* **Records supplied**
• • • • • • •
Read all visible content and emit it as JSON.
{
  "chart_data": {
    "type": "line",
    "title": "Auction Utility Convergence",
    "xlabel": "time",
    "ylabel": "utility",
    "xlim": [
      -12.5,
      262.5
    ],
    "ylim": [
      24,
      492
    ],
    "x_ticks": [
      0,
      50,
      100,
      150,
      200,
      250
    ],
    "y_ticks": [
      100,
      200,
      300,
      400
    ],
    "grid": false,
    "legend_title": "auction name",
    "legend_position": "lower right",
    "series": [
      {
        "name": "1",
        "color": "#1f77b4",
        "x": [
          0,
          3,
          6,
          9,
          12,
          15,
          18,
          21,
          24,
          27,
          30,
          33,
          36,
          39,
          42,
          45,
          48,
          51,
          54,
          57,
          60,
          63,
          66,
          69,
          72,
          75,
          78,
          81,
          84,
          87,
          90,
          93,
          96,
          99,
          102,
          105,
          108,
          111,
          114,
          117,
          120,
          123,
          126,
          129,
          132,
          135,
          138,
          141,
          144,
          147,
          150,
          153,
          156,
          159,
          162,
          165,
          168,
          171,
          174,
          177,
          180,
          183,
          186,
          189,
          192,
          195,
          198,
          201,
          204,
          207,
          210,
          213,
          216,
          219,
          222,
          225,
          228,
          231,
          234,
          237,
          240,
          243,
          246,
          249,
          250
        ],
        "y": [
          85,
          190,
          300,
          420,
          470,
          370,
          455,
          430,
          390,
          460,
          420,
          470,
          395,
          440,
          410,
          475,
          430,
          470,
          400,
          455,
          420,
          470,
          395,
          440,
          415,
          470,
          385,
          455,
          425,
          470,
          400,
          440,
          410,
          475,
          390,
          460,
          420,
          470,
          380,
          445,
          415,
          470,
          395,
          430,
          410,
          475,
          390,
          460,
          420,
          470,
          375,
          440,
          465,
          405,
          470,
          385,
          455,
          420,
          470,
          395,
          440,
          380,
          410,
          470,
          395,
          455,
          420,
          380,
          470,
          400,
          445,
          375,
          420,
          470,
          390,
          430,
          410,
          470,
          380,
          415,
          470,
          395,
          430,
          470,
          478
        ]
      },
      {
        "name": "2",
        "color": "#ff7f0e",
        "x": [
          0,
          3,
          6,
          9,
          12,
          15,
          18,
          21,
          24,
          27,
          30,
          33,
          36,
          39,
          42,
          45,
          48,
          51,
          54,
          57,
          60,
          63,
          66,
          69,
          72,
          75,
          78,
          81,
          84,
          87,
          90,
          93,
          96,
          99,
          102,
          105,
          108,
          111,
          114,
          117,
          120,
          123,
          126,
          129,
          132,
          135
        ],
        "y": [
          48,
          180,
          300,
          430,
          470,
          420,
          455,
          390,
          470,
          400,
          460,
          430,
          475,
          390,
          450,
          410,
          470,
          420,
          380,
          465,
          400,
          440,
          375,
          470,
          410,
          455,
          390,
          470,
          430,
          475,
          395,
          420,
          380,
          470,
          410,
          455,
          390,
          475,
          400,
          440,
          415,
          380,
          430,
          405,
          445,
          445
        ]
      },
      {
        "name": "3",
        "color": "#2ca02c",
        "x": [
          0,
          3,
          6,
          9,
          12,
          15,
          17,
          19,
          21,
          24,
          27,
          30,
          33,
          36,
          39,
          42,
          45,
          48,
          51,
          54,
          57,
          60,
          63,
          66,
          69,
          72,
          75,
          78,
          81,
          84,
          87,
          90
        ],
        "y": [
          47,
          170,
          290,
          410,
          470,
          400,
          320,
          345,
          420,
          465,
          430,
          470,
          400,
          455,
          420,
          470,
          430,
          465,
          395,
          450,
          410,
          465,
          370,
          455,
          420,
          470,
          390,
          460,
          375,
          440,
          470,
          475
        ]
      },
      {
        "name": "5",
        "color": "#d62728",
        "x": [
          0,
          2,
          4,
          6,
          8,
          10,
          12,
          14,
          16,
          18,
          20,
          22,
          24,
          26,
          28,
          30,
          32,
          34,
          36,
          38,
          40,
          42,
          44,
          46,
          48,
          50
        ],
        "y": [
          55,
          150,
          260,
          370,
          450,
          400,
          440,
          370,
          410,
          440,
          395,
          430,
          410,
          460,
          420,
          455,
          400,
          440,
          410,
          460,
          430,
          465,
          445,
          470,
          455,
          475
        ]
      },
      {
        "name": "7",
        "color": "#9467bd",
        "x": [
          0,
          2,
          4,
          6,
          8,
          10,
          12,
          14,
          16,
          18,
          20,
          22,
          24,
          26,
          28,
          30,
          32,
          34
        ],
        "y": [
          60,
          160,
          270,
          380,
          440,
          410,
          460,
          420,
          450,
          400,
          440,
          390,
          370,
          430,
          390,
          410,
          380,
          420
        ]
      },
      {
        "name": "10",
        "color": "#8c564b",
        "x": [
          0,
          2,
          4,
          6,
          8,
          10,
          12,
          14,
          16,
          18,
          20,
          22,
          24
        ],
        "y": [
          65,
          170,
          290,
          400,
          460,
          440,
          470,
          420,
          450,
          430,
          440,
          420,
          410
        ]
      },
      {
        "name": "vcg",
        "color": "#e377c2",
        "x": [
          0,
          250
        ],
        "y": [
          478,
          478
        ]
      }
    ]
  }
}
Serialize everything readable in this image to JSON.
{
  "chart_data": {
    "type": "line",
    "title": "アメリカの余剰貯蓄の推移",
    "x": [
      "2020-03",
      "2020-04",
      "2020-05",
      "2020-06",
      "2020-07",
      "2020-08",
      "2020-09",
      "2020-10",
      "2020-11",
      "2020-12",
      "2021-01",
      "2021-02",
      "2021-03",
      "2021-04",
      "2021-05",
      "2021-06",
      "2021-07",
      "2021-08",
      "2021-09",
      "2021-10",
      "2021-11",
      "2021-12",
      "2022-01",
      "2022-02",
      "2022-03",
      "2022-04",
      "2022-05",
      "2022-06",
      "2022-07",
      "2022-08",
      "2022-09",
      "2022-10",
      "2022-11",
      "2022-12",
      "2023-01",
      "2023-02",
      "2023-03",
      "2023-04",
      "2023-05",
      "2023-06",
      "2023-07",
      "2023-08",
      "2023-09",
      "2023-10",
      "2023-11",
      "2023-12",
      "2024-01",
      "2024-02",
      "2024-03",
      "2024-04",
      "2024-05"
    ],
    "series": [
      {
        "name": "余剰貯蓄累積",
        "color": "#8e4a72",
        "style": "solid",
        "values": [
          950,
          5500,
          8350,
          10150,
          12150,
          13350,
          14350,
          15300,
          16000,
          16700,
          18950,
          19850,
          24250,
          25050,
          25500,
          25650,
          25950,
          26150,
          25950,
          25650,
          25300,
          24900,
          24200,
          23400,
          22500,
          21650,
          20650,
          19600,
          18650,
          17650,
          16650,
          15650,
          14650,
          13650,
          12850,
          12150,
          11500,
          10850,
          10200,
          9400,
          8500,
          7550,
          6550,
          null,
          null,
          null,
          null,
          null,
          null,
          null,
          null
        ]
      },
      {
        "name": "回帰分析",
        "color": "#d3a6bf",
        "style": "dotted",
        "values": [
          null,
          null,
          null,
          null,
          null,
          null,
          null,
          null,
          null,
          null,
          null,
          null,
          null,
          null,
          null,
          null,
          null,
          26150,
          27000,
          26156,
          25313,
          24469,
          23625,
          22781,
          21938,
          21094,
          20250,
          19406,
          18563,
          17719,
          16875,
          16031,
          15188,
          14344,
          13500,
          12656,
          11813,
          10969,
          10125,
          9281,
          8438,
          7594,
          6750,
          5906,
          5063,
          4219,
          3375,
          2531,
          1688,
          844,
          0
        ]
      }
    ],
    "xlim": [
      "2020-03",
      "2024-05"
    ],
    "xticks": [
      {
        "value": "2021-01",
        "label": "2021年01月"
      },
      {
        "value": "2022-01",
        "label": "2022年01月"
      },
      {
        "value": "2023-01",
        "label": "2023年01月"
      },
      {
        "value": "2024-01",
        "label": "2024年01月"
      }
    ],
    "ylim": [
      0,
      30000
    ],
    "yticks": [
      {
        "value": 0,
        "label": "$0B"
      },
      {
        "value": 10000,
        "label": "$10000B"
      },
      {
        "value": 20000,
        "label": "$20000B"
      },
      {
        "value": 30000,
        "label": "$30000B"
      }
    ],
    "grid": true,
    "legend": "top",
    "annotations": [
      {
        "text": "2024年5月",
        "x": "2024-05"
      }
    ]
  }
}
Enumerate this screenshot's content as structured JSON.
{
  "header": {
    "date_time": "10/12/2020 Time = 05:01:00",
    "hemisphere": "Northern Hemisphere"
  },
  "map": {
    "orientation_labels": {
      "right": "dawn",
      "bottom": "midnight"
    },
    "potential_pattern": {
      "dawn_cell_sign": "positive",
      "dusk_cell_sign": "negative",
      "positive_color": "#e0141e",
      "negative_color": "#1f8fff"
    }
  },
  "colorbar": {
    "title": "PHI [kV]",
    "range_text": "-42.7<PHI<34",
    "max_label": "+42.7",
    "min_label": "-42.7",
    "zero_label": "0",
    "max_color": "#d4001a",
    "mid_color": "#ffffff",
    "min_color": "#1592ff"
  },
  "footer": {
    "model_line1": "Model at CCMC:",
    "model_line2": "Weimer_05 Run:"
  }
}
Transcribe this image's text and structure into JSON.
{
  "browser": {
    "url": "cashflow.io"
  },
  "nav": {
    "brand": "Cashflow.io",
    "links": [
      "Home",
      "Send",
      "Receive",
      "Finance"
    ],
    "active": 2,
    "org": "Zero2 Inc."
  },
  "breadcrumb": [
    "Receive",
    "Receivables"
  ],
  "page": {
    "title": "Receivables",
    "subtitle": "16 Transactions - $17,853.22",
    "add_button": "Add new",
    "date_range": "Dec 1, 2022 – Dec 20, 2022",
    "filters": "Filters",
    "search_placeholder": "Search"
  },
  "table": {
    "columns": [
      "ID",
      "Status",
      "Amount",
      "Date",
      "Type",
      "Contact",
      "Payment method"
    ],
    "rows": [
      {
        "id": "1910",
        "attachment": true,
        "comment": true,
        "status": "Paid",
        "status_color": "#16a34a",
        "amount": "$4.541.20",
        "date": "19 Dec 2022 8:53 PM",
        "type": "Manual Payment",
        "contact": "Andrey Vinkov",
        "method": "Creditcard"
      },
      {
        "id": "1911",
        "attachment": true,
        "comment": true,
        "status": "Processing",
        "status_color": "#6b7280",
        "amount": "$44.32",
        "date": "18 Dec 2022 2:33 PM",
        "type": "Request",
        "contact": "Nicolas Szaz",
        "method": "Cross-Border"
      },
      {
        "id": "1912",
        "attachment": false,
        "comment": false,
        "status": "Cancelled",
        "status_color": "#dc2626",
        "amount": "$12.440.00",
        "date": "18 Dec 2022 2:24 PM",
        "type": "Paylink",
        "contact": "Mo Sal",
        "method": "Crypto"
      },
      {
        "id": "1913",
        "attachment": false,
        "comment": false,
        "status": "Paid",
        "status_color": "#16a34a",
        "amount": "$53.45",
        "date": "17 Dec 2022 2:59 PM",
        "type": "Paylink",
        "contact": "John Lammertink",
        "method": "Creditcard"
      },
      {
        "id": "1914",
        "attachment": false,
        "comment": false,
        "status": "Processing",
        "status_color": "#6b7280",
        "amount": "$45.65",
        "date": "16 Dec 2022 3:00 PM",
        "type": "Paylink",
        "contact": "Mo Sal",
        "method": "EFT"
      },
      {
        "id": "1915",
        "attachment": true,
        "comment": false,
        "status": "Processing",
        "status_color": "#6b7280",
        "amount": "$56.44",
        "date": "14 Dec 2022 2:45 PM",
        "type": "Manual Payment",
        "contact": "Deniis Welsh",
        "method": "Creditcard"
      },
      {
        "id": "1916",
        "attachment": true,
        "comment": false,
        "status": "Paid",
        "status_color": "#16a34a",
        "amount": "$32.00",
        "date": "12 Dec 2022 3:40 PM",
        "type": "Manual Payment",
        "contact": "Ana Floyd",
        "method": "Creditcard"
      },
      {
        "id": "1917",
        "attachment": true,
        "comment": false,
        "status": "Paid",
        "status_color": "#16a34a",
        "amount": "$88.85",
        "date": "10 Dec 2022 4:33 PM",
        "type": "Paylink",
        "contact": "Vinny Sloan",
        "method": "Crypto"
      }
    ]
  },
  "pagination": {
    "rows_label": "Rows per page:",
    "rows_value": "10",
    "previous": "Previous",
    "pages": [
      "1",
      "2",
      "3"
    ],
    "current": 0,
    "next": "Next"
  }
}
• • • • • • •
* **Task to carry out**
List every line above that holds the word "name".

* **Answer to the task**
    "legend_title": "auction name",
        "name": "1",
        "name": "2",
        "name": "3",
        "name": "5",
        "name": "7",
        "name": "10",
        "name": "vcg",
        "name": "余剰貯蓄累積",
        "name": "回帰分析",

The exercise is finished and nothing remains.